The answer is one number: how many lines hold the string "该生在初中三年的学习生活中".

* BEGIN Data for this task *

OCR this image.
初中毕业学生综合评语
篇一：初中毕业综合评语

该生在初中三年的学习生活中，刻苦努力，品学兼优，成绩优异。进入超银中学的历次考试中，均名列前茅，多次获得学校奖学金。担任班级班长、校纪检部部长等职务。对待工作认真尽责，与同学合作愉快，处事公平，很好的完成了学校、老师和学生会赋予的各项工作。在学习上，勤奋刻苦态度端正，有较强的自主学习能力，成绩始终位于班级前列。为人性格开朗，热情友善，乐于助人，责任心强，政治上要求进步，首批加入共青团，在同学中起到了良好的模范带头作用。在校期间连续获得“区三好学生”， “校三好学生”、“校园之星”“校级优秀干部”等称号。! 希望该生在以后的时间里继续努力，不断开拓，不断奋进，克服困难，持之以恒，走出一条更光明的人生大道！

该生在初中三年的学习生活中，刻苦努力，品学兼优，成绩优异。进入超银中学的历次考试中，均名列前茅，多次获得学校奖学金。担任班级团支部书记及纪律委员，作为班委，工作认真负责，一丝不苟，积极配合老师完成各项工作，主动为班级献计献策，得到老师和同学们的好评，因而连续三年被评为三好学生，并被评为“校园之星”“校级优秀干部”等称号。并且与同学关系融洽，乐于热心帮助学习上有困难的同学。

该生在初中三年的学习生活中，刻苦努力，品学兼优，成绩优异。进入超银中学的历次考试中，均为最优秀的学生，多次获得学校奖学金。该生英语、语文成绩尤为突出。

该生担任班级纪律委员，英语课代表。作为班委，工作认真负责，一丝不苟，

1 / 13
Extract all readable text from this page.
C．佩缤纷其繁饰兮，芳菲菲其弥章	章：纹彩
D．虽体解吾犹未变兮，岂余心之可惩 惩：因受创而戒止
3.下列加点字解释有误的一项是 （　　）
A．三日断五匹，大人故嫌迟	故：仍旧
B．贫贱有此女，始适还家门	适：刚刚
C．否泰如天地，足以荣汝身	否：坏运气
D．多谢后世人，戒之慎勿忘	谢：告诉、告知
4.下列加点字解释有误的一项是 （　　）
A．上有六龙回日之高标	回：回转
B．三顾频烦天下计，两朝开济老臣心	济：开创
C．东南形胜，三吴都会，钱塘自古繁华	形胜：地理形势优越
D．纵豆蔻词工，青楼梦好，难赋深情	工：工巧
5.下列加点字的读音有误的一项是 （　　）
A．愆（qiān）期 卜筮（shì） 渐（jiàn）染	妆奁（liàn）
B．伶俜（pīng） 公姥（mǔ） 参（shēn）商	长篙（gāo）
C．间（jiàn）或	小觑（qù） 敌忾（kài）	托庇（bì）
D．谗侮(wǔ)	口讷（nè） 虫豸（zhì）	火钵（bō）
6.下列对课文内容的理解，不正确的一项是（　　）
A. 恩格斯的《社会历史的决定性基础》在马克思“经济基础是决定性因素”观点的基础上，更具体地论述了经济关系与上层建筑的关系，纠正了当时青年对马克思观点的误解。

* END Data for this task *

Full response -
3